Data for this exercise:
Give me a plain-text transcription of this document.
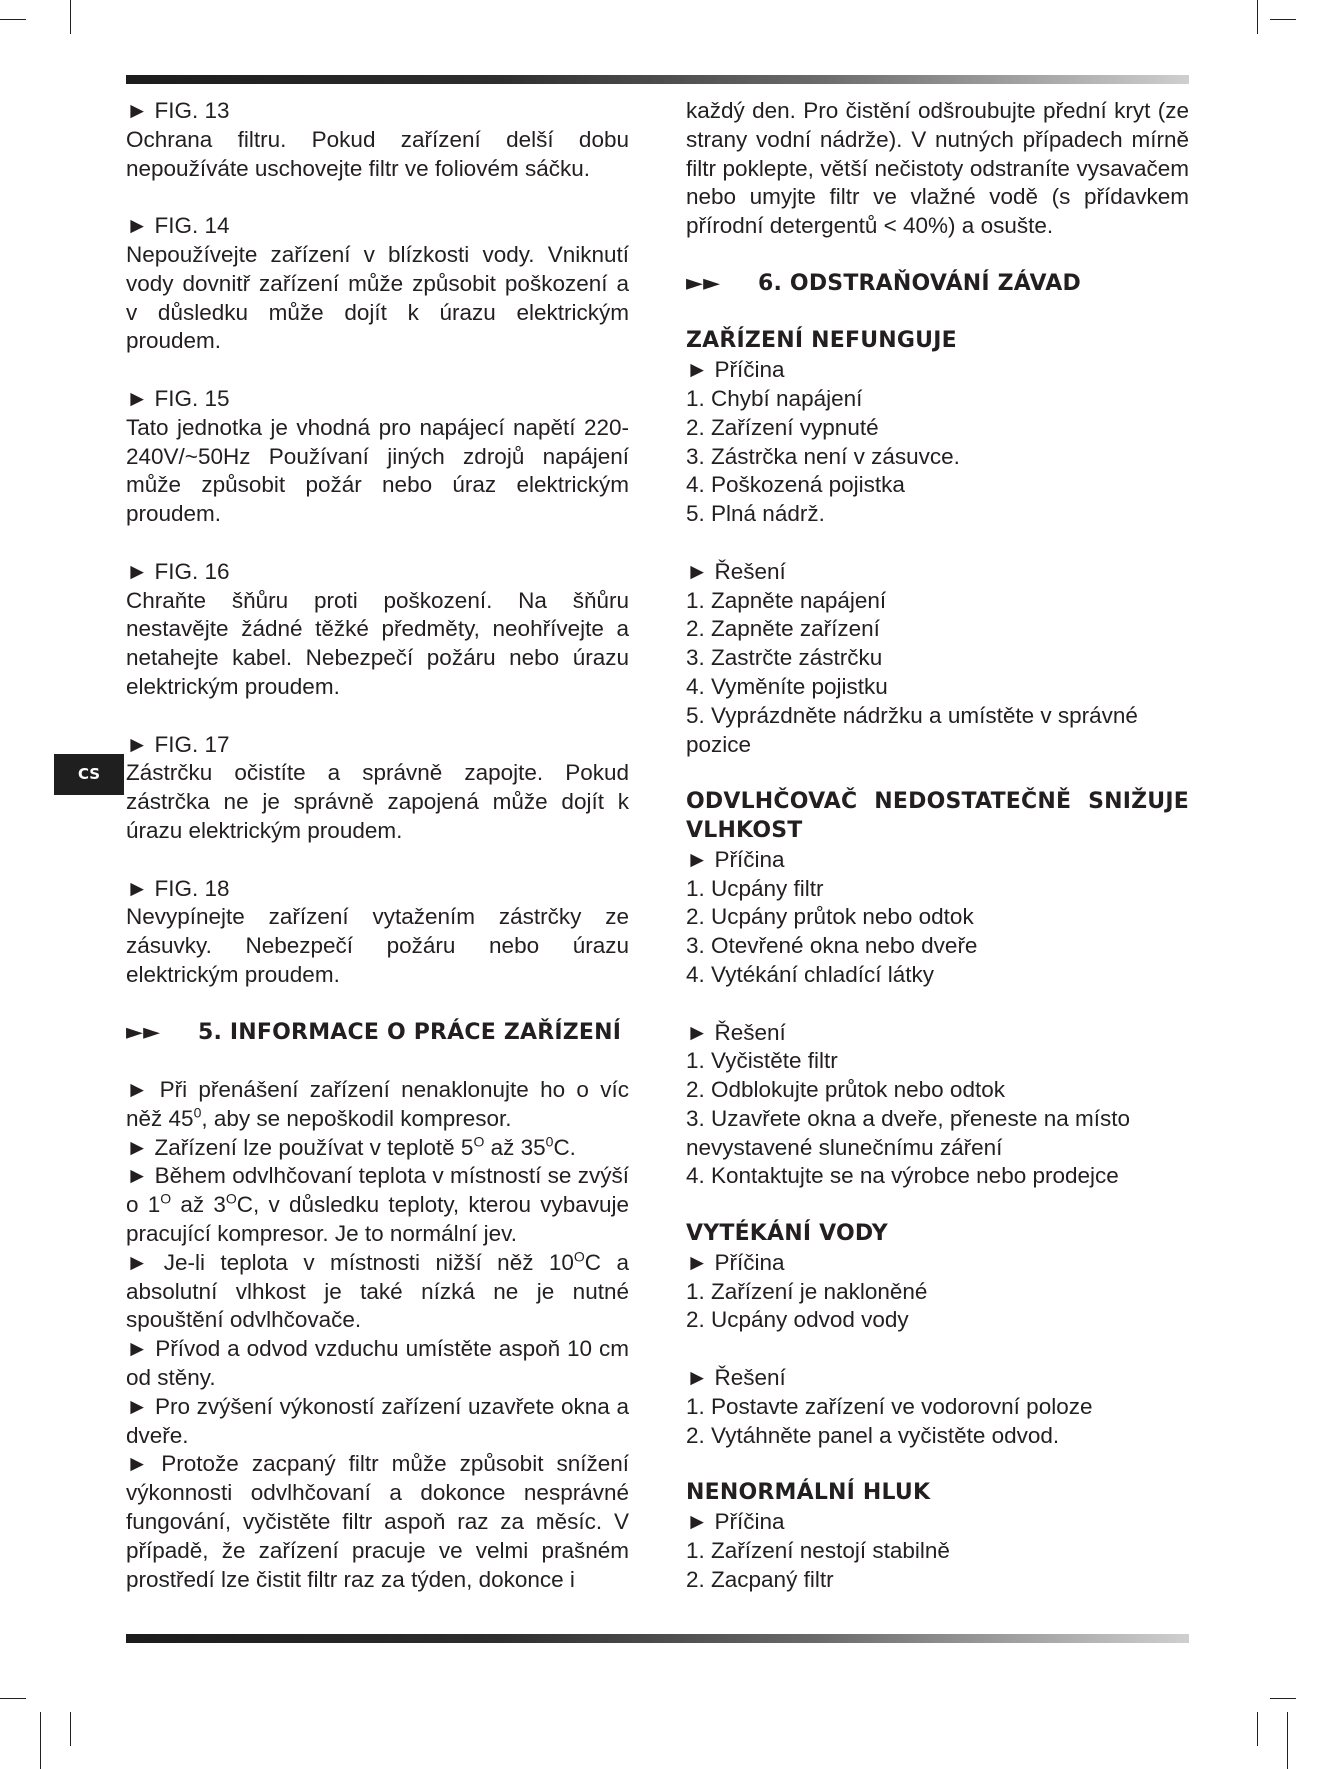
CS

► FIG. 13

Ochrana filtru. Pokud zařízení delší dobu nepoužíváte uschovejte filtr ve foliovém sáčku.

► FIG. 14

Nepoužívejte zařízení v blízkosti vody. Vniknutí vody dovnitř zařízení může způsobit poškození a v důsledku může dojít k úrazu elektrickým proudem.

► FIG. 15

Tato jednotka je vhodná pro napájecí napětí 220-240V/~50Hz Používaní jiných zdrojů napájení může způsobit požár nebo úraz elektrickým proudem.

► FIG. 16

Chraňte šňůru proti poškození. Na šňůru nestavějte žádné těžké předměty, neohřívejte a netahejte kabel. Nebezpečí požáru nebo úrazu elektrickým proudem.

► FIG. 17

Zástrčku očistíte a správně zapojte. Pokud zástrčka ne je správně zapojená může dojít k úrazu elektrickým proudem.

► FIG. 18

Nevypínejte zařízení vytažením zástrčky ze zásuvky. Nebezpečí požáru nebo úrazu elektrickým proudem.

►► 5. INFORMACE O PRÁCE ZAŘÍZENÍ

► Při přenášení zařízení nenaklonujte ho o víc něž $45^0$, aby se nepoškodil kompresor.

► Zařízení lze používat v teplotě $5^O$ až $35^0C$.

► Během odvlhčovaní teplota v místností se zvýší o $1^O$ až $3^OC$, v důsledku teploty, kterou vybavuje pracující kompresor. Je to normální jev.

► Je-li teplota v místnosti nižší něž $10^OC$ a absolutní vlhkost je také nízká ne je nutné spouštění odvlhčovače.

► Přívod a odvod vzduchu umístěte aspoň 10 cm od stěny.

► Pro zvýšení výkoností zařízení uzavřete okna a dveře.

► Protože zacpaný filtr může způsobit snížení výkonnosti odvlhčovaní a dokonce nesprávné fungování, vyčistěte filtr aspoň raz za měsíc. V případě, že zařízení pracuje ve velmi prašném prostředí lze čistit filtr raz za týden, dokonce i

každý den. Pro čistění odšroubujte přední kryt (ze strany vodní nádrže). V nutných případech mírně filtr poklepte, větší nečistoty odstraníte vysavačem nebo umyjte filtr ve vlažné vodě (s přídavkem přírodní detergentů < 40%) a osušte.

►► 6. ODSTRAŇOVÁNÍ ZÁVAD

ZAŘÍZENÍ NEFUNGUJE

► Příčina

1. Chybí napájení

2. Zařízení vypnuté

3. Zástrčka není v zásuvce.

4. Poškozená pojistka

5. Plná nádrž.

► Řešení

1. Zapněte napájení

2. Zapněte zařízení

3. Zastrčte zástrčku

4. Vyměníte pojistku

5. Vyprázdněte nádržku a umístěte v správné pozice

ODVLHČOVAČ NEDOSTATEČNĚ SNIŽUJE VLHKOST

► Příčina

1. Ucpány filtr

2. Ucpány průtok nebo odtok

3. Otevřené okna nebo dveře

4. Vytékání chladící látky

► Řešení

1. Vyčistěte filtr

2. Odblokujte průtok nebo odtok

3. Uzavřete okna a dveře, přeneste na místo nevystavené slunečnímu záření

4. Kontaktujte se na výrobce nebo prodejce

VYTÉKÁNÍ VODY

► Příčina

1. Zařízení je nakloněné

2. Ucpány odvod vody

► Řešení

1. Postavte zařízení ve vodorovní poloze

2. Vytáhněte panel a vyčistěte odvod.

NENORMÁLNÍ HLUK

► Příčina

1. Zařízení nestojí stabilně

2. Zacpaný filtr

Exercise brief: Report how many lines in the records hold the word "požáru", giving the number and nothing else.

Output for this task: 2